Requirements: Copy the records below exactly as they appear.

|---|

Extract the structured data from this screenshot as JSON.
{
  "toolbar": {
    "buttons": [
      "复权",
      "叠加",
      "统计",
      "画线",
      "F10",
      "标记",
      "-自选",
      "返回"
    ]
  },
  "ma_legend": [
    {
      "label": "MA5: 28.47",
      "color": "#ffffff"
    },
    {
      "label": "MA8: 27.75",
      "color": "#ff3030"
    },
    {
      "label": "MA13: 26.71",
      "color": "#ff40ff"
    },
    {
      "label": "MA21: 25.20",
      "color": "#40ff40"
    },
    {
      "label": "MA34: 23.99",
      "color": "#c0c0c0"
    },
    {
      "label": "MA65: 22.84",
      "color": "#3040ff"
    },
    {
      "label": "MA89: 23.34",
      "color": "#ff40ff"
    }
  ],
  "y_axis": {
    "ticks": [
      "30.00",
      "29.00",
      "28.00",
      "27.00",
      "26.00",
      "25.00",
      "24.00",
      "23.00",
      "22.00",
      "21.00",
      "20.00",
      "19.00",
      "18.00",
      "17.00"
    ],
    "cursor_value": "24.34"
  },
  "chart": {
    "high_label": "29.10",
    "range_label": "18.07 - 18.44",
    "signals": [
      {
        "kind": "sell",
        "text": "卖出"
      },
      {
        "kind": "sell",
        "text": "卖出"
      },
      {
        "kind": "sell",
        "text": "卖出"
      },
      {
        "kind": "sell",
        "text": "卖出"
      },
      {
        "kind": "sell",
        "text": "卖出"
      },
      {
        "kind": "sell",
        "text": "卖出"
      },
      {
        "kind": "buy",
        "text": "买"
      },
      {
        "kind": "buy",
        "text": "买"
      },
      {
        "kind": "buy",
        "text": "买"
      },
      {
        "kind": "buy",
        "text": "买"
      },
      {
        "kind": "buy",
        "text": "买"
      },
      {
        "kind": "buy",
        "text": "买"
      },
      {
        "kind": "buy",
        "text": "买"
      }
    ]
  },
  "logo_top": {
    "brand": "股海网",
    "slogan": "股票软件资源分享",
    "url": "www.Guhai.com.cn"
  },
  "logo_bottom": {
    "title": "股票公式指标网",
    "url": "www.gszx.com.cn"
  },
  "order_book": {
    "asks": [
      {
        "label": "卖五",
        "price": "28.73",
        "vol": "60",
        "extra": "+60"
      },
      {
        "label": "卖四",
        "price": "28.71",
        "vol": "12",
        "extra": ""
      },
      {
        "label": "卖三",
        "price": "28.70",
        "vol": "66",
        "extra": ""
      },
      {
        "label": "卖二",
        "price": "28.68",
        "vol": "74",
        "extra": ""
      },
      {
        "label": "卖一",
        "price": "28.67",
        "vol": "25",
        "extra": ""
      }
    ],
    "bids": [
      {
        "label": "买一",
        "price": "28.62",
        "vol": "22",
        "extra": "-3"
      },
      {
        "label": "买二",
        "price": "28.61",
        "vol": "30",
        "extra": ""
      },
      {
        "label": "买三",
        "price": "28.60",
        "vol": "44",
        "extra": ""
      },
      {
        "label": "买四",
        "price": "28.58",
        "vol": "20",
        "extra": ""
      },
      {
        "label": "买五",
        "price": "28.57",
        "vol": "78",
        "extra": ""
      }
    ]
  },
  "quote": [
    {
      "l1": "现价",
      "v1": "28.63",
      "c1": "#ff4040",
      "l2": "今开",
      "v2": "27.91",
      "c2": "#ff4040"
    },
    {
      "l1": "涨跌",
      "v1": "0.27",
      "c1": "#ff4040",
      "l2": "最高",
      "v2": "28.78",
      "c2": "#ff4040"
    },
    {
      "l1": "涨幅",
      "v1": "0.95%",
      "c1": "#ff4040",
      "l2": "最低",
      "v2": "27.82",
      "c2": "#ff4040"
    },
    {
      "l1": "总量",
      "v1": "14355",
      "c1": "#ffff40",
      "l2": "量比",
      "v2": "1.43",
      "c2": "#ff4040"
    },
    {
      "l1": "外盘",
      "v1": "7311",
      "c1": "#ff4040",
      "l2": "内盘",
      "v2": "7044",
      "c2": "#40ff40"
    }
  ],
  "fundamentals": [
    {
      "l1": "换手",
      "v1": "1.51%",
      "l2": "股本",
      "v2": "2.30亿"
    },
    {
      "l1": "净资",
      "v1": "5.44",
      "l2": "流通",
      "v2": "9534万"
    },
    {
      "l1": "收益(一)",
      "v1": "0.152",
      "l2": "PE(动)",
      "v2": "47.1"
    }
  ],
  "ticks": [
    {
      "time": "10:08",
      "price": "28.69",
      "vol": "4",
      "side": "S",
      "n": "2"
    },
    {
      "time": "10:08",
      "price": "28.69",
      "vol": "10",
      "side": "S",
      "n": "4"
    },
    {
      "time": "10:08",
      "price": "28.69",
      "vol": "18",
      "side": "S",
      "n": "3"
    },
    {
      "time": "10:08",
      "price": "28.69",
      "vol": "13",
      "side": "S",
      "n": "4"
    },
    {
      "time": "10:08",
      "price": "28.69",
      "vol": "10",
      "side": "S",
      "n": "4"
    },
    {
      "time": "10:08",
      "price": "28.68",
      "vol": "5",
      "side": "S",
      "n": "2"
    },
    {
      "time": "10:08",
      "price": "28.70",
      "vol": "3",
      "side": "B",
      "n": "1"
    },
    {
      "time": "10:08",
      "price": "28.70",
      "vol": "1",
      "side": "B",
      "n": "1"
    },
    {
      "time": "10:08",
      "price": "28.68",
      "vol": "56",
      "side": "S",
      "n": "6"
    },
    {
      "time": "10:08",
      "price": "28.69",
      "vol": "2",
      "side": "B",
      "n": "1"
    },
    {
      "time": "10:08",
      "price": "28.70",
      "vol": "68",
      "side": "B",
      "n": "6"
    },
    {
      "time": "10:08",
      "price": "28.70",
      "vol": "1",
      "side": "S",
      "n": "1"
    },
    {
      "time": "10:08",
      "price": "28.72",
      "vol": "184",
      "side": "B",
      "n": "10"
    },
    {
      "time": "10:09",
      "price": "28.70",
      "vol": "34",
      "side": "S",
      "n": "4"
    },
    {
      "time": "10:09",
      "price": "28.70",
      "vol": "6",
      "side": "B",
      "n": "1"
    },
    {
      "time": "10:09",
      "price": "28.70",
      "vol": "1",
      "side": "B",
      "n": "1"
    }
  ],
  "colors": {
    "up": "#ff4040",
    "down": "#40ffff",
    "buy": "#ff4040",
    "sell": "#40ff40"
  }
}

|---|

Worked answer:
Extract the structured data from this screenshot as JSON.
{
  "toolbar": {
    "buttons": [
      "复权",
      "叠加",
      "统计",
      "画线",
      "F10",
      "标记",
      "-自选",
      "返回"
    ]
  },
  "ma_legend": [
    {
      "label": "MA5: 28.47",
      "color": "#ffffff"
    },
    {
      "label": "MA8: 27.75",
      "color": "#ff3030"
    },
    {
      "label": "MA13: 26.71",
      "color": "#ff40ff"
    },
    {
      "label": "MA21: 25.20",
      "color": "#40ff40"
    },
    {
      "label": "MA34: 23.99",
      "color": "#c0c0c0"
    },
    {
      "label": "MA65: 22.84",
      "color": "#3040ff"
    },
    {
      "label": "MA89: 23.34",
      "color": "#ff40ff"
    }
  ],
  "y_axis": {
    "ticks": [
      "30.00",
      "29.00",
      "28.00",
      "27.00",
      "26.00",
      "25.00",
      "24.00",
      "23.00",
      "22.00",
      "21.00",
      "20.00",
      "19.00",
      "18.00",
      "17.00"
    ],
    "cursor_value": "24.34"
  },
  "chart": {
    "high_label": "29.10",
    "range_label": "18.07 - 18.44",
    "signals": [
      {
        "kind": "sell",
        "text": "卖出"
      },
      {
        "kind": "sell",
        "text": "卖出"
      },
      {
        "kind": "sell",
        "text": "卖出"
      },
      {
        "kind": "sell",
        "text": "卖出"
      },
      {
        "kind": "sell",
        "text": "卖出"
      },
      {
        "kind": "sell",
        "text": "卖出"
      },
      {
        "kind": "buy",
        "text": "买"
      },
      {
        "kind": "buy",
        "text": "买"
      },
      {
        "kind": "buy",
        "text": "买"
      },
      {
        "kind": "buy",
        "text": "买"
      },
      {
        "kind": "buy",
        "text": "买"
      },
      {
        "kind": "buy",
        "text": "买"
      },
      {
        "kind": "buy",
        "text": "买"
      }
    ]
  },
  "logo_top": {
    "brand": "股海网",
    "slogan": "股票软件资源分享",
    "url": "www.Guhai.com.cn"
  },
  "logo_bottom": {
    "title": "股票公式指标网",
    "url": "www.gszx.com.cn"
  },
  "order_book": {
    "asks": [
      {
        "label": "卖五",
        "price": "28.73",
        "vol": "60",
        "extra": "+60"
      },
      {
        "label": "卖四",
        "price": "28.71",
        "vol": "12",
        "extra": ""
      },
      {
        "label": "卖三",
        "price": "28.70",
        "vol": "66",
        "extra": ""
      },
      {
        "label": "卖二",
        "price": "28.68",
        "vol": "74",
        "extra": ""
      },
      {
        "label": "卖一",
        "price": "28.67",
        "vol": "25",
        "extra": ""
      }
    ],
    "bids": [
      {
        "label": "买一",
        "price": "28.62",
        "vol": "22",
        "extra": "-3"
      },
      {
        "label": "买二",
        "price": "28.61",
        "vol": "30",
        "extra": ""
      },
      {
        "label": "买三",
        "price": "28.60",
        "vol": "44",
        "extra": ""
      },
      {
        "label": "买四",
        "price": "28.58",
        "vol": "20",
        "extra": ""
      },
      {
        "label": "买五",
        "price": "28.57",
        "vol": "78",
        "extra": ""
      }
    ]
  },
  "quote": [
    {
      "l1": "现价",
      "v1": "28.63",
      "c1": "#ff4040",
      "l2": "今开",
      "v2": "27.91",
      "c2": "#ff4040"
    },
    {
      "l1": "涨跌",
      "v1": "0.27",
      "c1": "#ff4040",
      "l2": "最高",
      "v2": "28.78",
      "c2": "#ff4040"
    },
    {
      "l1": "涨幅",
      "v1": "0.95%",
      "c1": "#ff4040",
      "l2": "最低",
      "v2": "27.82",
      "c2": "#ff4040"
    },
    {
      "l1": "总量",
      "v1": "14355",
      "c1": "#ffff40",
      "l2": "量比",
      "v2": "1.43",
      "c2": "#ff4040"
    },
    {
      "l1": "外盘",
      "v1": "7311",
      "c1": "#ff4040",
      "l2": "内盘",
      "v2": "7044",
      "c2": "#40ff40"
    }
  ],
  "fundamentals": [
    {
      "l1": "换手",
      "v1": "1.51%",
      "l2": "股本",
      "v2": "2.30亿"
    },
    {
      "l1": "净资",
      "v1": "5.44",
      "l2": "流通",
      "v2": "9534万"
    },
    {
      "l1": "收益(一)",
      "v1": "0.152",
      "l2": "PE(动)",
      "v2": "47.1"
    }
  ],
  "ticks": [
    {
      "time": "10:08",
      "price": "28.69",
      "vol": "4",
      "side": "S",
      "n": "2"
    },
    {
      "time": "10:08",
      "price": "28.69",
      "vol": "10",
      "side": "S",
      "n": "4"
    },
    {
      "time": "10:08",
      "price": "28.69",
      "vol": "18",
      "side": "S",
      "n": "3"
    },
    {
      "time": "10:08",
      "price": "28.69",
      "vol": "13",
      "side": "S",
      "n": "4"
    },
    {
      "time": "10:08",
      "price": "28.69",
      "vol": "10",
      "side": "S",
      "n": "4"
    },
    {
      "time": "10:08",
      "price": "28.68",
      "vol": "5",
      "side": "S",
      "n": "2"
    },
    {
      "time": "10:08",
      "price": "28.70",
      "vol": "3",
      "side": "B",
      "n": "1"
    },
    {
      "time": "10:08",
      "price": "28.70",
      "vol": "1",
      "side": "B",
      "n": "1"
    },
    {
      "time": "10:08",
      "price": "28.68",
      "vol": "56",
      "side": "S",
      "n": "6"
    },
    {
      "time": "10:08",
      "price": "28.69",
      "vol": "2",
      "side": "B",
      "n": "1"
    },
    {
      "time": "10:08",
      "price": "28.70",
      "vol": "68",
      "side": "B",
      "n": "6"
    },
    {
      "time": "10:08",
      "price": "28.70",
      "vol": "1",
      "side": "S",
      "n": "1"
    },
    {
      "time": "10:08",
      "price": "28.72",
      "vol": "184",
      "side": "B",
      "n": "10"
    },
    {
      "time": "10:09",
      "price": "28.70",
      "vol": "34",
      "side": "S",
      "n": "4"
    },
    {
      "time": "10:09",
      "price": "28.70",
      "vol": "6",
      "side": "B",
      "n": "1"
    },
    {
      "time": "10:09",
      "price": "28.70",
      "vol": "1",
      "side": "B",
      "n": "1"
    }
  ],
  "colors": {
    "up": "#ff4040",
    "down": "#40ffff",
    "buy": "#ff4040",
    "sell": "#40ff40"
  }
}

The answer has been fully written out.